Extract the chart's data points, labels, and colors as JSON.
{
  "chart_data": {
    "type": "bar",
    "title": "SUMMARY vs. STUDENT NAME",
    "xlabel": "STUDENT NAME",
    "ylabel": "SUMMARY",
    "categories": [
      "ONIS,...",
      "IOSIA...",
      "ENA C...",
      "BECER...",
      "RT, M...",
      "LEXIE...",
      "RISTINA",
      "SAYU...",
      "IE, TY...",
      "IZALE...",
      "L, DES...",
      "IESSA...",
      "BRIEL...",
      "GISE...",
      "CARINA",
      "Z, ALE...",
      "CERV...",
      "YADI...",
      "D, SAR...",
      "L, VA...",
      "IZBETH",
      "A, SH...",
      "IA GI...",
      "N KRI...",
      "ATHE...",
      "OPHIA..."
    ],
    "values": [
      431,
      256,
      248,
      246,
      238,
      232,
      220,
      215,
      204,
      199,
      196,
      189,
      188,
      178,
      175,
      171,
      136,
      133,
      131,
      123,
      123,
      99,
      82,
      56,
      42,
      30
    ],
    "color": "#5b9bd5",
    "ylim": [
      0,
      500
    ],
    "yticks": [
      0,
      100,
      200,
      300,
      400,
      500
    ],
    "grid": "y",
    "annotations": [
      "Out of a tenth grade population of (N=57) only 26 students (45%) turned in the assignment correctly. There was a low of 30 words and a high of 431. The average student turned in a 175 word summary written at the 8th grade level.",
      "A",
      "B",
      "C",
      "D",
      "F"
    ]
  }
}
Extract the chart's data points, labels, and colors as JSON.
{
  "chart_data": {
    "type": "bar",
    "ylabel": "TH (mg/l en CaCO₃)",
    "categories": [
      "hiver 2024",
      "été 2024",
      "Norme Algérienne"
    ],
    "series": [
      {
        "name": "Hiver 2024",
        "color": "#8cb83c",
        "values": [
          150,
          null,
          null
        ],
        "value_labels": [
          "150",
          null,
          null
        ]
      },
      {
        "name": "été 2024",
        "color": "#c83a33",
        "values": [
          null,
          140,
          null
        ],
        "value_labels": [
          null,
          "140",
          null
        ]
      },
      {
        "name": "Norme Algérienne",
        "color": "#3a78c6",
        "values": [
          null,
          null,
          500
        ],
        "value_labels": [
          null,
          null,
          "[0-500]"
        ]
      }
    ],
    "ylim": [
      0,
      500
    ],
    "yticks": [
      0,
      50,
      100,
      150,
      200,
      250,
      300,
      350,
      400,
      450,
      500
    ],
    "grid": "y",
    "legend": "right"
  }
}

────────

Copy each line of the data above without altering a single character.

Extract the chart's data points, labels, and colors as JSON.
{
  "chart_data": {
    "type": "bar",
    "title": "SUMMARY vs. STUDENT NAME",
    "xlabel": "STUDENT NAME",
    "ylabel": "SUMMARY",
    "categories": [
      "ONIS,...",
      "IOSIA...",
      "ENA C...",
      "BECER...",
      "RT, M...",
      "LEXIE...",
      "RISTINA",
      "SAYU...",
      "IE, TY...",
      "IZALE...",
      "L, DES...",
      "IESSA...",
      "BRIEL...",
      "GISE...",
      "CARINA",
      "Z, ALE...",
      "CERV...",
      "YADI...",
      "D, SAR...",
      "L, VA...",
      "IZBETH",
      "A, SH...",
      "IA GI...",
      "N KRI...",
      "ATHE...",
      "OPHIA..."
    ],
    "values": [
      431,
      256,
      248,
      246,
      238,
      232,
      220,
      215,
      204,
      199,
      196,
      189,
      188,
      178,
      175,
      171,
      136,
      133,
      131,
      123,
      123,
      99,
      82,
      56,
      42,
      30
    ],
    "color": "#5b9bd5",
    "ylim": [
      0,
      500
    ],
    "yticks": [
      0,
      100,
      200,
      300,
      400,
      500
    ],
    "grid": "y",
    "annotations": [
      "Out of a tenth grade population of (N=57) only 26 students (45%) turned in the assignment correctly. There was a low of 30 words and a high of 431. The average student turned in a 175 word summary written at the 8th grade level.",
      "A",
      "B",
      "C",
      "D",
      "F"
    ]
  }
}
Extract the chart's data points, labels, and colors as JSON.
{
  "chart_data": {
    "type": "bar",
    "ylabel": "TH (mg/l en CaCO₃)",
    "categories": [
      "hiver 2024",
      "été 2024",
      "Norme Algérienne"
    ],
    "series": [
      {
        "name": "Hiver 2024",
        "color": "#8cb83c",
        "values": [
          150,
          null,
          null
        ],
        "value_labels": [
          "150",
          null,
          null
        ]
      },
      {
        "name": "été 2024",
        "color": "#c83a33",
        "values": [
          null,
          140,
          null
        ],
        "value_labels": [
          null,
          "140",
          null
        ]
      },
      {
        "name": "Norme Algérienne",
        "color": "#3a78c6",
        "values": [
          null,
          null,
          500
        ],
        "value_labels": [
          null,
          null,
          "[0-500]"
        ]
      }
    ],
    "ylim": [
      0,
      500
    ],
    "yticks": [
      0,
      50,
      100,
      150,
      200,
      250,
      300,
      350,
      400,
      450,
      500
    ],
    "grid": "y",
    "legend": "right"
  }
}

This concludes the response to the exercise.